_Job_
Your task is to repeat the lines below exactly, excluding any pictures they contain.

_Material provided_
__________

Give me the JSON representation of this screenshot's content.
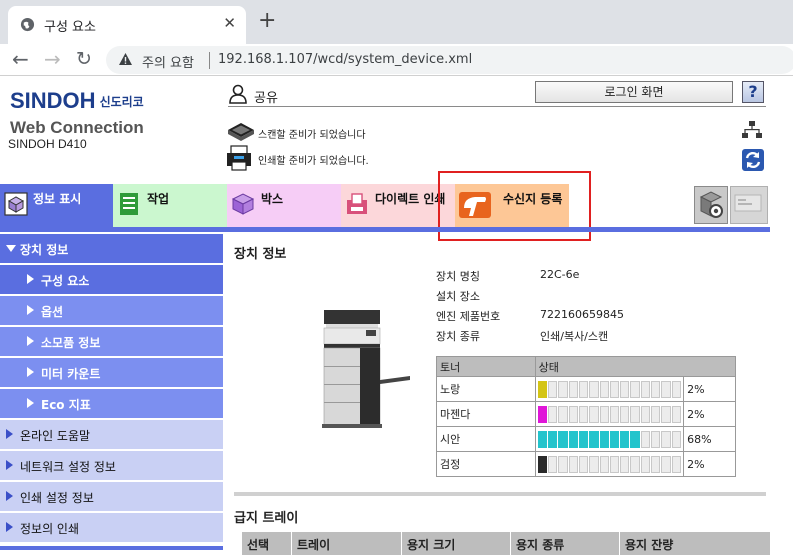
{
  "browser": {
    "tab_title": "구성 요소",
    "tab_close": "✕",
    "new_tab": "+",
    "security_warning": "주의 요함",
    "url": "192.168.1.107/wcd/system_device.xml"
  },
  "header": {
    "logo_brand": "SINDOH",
    "logo_korean": "신도리코",
    "product_name": "Web Connection",
    "model": "SINDOH D410",
    "user_name": "공유",
    "login_button": "로그인 화면",
    "help_button": "?",
    "scan_status": "스캔할 준비가 되었습니다",
    "print_status": "인쇄할 준비가 되었습니다."
  },
  "main_tabs": [
    {
      "label": "정보 표시",
      "icon": "info-display-icon",
      "color": "#5a6ee0"
    },
    {
      "label": "작업",
      "icon": "job-icon",
      "color": "#cbf7cf"
    },
    {
      "label": "박스",
      "icon": "box-icon",
      "color": "#f6cdf6"
    },
    {
      "label": "다이렉트 인쇄",
      "icon": "direct-print-icon",
      "color": "#fcd7da"
    },
    {
      "label": "수신지 등록",
      "icon": "address-register-icon",
      "color": "#fdc796"
    }
  ],
  "sidebar": {
    "items": [
      {
        "label": "장치 정보",
        "level": "top"
      },
      {
        "label": "구성 요소",
        "level": "sub",
        "active": true
      },
      {
        "label": "옵션",
        "level": "sub"
      },
      {
        "label": "소모품 정보",
        "level": "sub"
      },
      {
        "label": "미터 카운트",
        "level": "sub"
      },
      {
        "label": "Eco 지표",
        "level": "sub"
      },
      {
        "label": "온라인 도움말",
        "level": "plain"
      },
      {
        "label": "네트워크 설정 정보",
        "level": "plain"
      },
      {
        "label": "인쇄 설정 정보",
        "level": "plain"
      },
      {
        "label": "정보의 인쇄",
        "level": "plain"
      }
    ]
  },
  "device_info": {
    "section_title": "장치 정보",
    "fields": [
      {
        "label": "장치 명칭",
        "value": "22C-6e"
      },
      {
        "label": "설치 장소",
        "value": ""
      },
      {
        "label": "엔진 제품번호",
        "value": "722160659845"
      },
      {
        "label": "장치 종류",
        "value": "인쇄/복사/스캔"
      }
    ]
  },
  "toner": {
    "header_toner": "토너",
    "header_status": "상태",
    "rows": [
      {
        "name": "노랑",
        "percent": "2%",
        "level": 2,
        "color": "#d4c516"
      },
      {
        "name": "마젠다",
        "percent": "2%",
        "level": 2,
        "color": "#e016d8"
      },
      {
        "name": "시안",
        "percent": "68%",
        "level": 68,
        "color": "#23c4cc"
      },
      {
        "name": "검정",
        "percent": "2%",
        "level": 2,
        "color": "#2a2a2a"
      }
    ]
  },
  "paper_tray": {
    "section_title": "급지 트레이",
    "columns": [
      "선택",
      "트레이",
      "용지 크기",
      "용지 종류",
      "용지 잔량"
    ]
  }
}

__________

_Task output_
Give me the JSON representation of this screenshot's content.
{
  "browser": {
    "tab_title": "구성 요소",
    "tab_close": "✕",
    "new_tab": "+",
    "security_warning": "주의 요함",
    "url": "192.168.1.107/wcd/system_device.xml"
  },
  "header": {
    "logo_brand": "SINDOH",
    "logo_korean": "신도리코",
    "product_name": "Web Connection",
    "model": "SINDOH D410",
    "user_name": "공유",
    "login_button": "로그인 화면",
    "help_button": "?",
    "scan_status": "스캔할 준비가 되었습니다",
    "print_status": "인쇄할 준비가 되었습니다."
  },
  "main_tabs": [
    {
      "label": "정보 표시",
      "icon": "info-display-icon",
      "color": "#5a6ee0"
    },
    {
      "label": "작업",
      "icon": "job-icon",
      "color": "#cbf7cf"
    },
    {
      "label": "박스",
      "icon": "box-icon",
      "color": "#f6cdf6"
    },
    {
      "label": "다이렉트 인쇄",
      "icon": "direct-print-icon",
      "color": "#fcd7da"
    },
    {
      "label": "수신지 등록",
      "icon": "address-register-icon",
      "color": "#fdc796"
    }
  ],
  "sidebar": {
    "items": [
      {
        "label": "장치 정보",
        "level": "top"
      },
      {
        "label": "구성 요소",
        "level": "sub",
        "active": true
      },
      {
        "label": "옵션",
        "level": "sub"
      },
      {
        "label": "소모품 정보",
        "level": "sub"
      },
      {
        "label": "미터 카운트",
        "level": "sub"
      },
      {
        "label": "Eco 지표",
        "level": "sub"
      },
      {
        "label": "온라인 도움말",
        "level": "plain"
      },
      {
        "label": "네트워크 설정 정보",
        "level": "plain"
      },
      {
        "label": "인쇄 설정 정보",
        "level": "plain"
      },
      {
        "label": "정보의 인쇄",
        "level": "plain"
      }
    ]
  },
  "device_info": {
    "section_title": "장치 정보",
    "fields": [
      {
        "label": "장치 명칭",
        "value": "22C-6e"
      },
      {
        "label": "설치 장소",
        "value": ""
      },
      {
        "label": "엔진 제품번호",
        "value": "722160659845"
      },
      {
        "label": "장치 종류",
        "value": "인쇄/복사/스캔"
      }
    ]
  },
  "toner": {
    "header_toner": "토너",
    "header_status": "상태",
    "rows": [
      {
        "name": "노랑",
        "percent": "2%",
        "level": 2,
        "color": "#d4c516"
      },
      {
        "name": "마젠다",
        "percent": "2%",
        "level": 2,
        "color": "#e016d8"
      },
      {
        "name": "시안",
        "percent": "68%",
        "level": 68,
        "color": "#23c4cc"
      },
      {
        "name": "검정",
        "percent": "2%",
        "level": 2,
        "color": "#2a2a2a"
      }
    ]
  },
  "paper_tray": {
    "section_title": "급지 트레이",
    "columns": [
      "선택",
      "트레이",
      "용지 크기",
      "용지 종류",
      "용지 잔량"
    ]
  }
}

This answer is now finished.